- [Written problem]:
Look through the material below. Copy each line that contains the string "Literature".

- [Provided entries]:
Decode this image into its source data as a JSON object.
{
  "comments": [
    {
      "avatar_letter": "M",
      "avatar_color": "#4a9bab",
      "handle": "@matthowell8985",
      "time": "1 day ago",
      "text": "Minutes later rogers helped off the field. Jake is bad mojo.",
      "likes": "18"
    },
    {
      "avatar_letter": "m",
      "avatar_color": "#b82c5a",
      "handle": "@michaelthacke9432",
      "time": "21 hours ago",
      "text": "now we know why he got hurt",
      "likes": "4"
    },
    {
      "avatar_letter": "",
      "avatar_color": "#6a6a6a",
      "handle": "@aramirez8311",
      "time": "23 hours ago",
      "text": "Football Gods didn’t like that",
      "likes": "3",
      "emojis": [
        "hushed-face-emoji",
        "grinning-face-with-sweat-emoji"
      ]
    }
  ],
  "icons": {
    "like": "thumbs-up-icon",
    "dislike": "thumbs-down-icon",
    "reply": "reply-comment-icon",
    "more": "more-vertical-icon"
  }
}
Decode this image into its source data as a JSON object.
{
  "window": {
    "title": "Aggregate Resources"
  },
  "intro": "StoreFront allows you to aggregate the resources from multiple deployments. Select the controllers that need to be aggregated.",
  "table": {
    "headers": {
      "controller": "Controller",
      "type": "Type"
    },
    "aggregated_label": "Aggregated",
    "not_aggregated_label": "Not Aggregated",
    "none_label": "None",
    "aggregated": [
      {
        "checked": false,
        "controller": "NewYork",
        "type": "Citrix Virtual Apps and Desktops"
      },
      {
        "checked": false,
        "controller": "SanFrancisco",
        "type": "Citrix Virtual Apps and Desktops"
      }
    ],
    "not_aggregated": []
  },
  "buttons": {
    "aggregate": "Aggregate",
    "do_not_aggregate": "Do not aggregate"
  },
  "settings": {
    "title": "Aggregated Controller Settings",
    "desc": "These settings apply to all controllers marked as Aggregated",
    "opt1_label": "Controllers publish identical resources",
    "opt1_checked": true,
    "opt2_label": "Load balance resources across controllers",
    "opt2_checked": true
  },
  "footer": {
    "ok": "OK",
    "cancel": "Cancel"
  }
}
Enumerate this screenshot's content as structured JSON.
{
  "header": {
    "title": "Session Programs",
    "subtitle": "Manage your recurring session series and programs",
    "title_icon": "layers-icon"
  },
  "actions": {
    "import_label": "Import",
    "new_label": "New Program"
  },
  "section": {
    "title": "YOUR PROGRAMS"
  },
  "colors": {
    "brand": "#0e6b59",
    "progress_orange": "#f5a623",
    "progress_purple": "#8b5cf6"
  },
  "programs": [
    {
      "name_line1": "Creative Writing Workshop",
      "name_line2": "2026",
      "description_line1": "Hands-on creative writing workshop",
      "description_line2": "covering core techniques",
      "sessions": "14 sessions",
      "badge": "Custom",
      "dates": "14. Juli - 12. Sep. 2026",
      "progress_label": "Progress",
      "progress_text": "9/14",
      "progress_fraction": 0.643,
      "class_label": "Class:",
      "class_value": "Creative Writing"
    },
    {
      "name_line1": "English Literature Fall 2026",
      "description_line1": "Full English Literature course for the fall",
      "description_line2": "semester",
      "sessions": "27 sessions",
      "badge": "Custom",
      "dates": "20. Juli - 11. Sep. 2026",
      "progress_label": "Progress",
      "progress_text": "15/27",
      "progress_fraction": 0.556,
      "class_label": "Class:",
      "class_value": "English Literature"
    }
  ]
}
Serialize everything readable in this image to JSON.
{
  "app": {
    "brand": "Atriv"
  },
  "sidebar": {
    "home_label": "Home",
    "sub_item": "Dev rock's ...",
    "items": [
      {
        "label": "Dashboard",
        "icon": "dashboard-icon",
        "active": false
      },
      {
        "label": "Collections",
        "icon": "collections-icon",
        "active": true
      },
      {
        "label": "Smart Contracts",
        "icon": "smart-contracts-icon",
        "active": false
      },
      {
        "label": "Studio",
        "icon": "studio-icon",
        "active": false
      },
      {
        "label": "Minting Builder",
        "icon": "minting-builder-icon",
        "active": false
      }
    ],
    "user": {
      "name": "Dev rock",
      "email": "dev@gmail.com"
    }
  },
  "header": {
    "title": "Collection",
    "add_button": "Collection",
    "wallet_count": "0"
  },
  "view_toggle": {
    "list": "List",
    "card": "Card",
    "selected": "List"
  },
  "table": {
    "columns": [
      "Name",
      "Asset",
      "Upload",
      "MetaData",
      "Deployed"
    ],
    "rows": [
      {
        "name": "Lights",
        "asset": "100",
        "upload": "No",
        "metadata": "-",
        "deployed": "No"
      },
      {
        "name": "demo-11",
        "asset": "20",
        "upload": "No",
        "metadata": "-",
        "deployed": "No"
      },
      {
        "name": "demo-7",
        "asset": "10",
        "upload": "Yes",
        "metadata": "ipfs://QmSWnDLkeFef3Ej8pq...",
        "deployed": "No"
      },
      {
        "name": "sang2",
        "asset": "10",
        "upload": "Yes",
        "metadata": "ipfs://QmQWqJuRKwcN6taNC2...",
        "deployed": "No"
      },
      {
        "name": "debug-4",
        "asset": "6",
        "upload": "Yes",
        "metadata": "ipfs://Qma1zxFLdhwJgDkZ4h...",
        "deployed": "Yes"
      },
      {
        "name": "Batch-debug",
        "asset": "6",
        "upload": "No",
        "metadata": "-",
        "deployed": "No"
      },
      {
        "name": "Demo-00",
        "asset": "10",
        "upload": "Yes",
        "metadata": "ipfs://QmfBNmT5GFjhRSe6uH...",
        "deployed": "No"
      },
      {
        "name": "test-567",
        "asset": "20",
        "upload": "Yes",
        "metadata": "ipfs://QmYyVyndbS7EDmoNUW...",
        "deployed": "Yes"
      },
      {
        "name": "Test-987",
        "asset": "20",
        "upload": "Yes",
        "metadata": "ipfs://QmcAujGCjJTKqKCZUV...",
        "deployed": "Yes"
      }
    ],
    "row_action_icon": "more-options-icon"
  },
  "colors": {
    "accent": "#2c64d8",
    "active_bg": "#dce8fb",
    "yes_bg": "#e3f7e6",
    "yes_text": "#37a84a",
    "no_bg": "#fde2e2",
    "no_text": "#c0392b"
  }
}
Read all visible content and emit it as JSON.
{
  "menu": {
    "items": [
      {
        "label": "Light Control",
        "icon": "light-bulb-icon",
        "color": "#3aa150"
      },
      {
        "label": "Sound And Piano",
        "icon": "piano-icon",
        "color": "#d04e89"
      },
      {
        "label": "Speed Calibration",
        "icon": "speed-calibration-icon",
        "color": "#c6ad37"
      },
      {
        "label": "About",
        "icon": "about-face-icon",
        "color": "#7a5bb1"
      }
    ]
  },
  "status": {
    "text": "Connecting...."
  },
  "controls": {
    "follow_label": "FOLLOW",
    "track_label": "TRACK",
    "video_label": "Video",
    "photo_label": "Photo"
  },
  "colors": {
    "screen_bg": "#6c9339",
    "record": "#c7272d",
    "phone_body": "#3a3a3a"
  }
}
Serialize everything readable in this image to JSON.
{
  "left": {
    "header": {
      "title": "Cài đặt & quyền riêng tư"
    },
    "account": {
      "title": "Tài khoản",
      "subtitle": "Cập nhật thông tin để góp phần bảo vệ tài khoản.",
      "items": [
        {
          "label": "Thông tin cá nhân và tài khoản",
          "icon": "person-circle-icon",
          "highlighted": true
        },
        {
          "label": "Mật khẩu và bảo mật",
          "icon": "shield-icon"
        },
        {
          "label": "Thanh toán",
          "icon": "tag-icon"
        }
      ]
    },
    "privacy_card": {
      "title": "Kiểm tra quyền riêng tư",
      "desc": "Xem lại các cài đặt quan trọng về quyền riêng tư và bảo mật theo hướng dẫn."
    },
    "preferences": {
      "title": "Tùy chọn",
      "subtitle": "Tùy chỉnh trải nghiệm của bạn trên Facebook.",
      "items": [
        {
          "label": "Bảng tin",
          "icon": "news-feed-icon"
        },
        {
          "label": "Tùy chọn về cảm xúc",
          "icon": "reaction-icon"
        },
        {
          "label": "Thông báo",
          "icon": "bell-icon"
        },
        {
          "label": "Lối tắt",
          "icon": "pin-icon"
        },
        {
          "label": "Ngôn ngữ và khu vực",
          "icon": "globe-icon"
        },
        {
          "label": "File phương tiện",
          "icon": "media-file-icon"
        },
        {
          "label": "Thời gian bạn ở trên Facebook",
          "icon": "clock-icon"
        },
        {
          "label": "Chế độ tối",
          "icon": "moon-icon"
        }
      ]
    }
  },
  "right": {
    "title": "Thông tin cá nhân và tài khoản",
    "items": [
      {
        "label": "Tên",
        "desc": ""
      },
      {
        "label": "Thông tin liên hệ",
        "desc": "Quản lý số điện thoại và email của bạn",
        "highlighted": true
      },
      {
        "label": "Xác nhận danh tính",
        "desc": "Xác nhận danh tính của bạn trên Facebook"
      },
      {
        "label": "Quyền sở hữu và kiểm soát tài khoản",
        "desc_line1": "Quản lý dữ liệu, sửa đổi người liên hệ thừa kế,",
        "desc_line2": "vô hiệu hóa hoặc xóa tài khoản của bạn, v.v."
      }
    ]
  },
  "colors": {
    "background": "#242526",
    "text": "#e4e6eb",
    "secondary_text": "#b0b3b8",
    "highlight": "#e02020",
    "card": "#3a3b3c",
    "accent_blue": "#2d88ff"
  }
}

- [Final answer]:
      "name_line1": "English Literature Fall 2026",
      "description_line1": "Full English Literature course for the fall",
      "class_value": "English Literature"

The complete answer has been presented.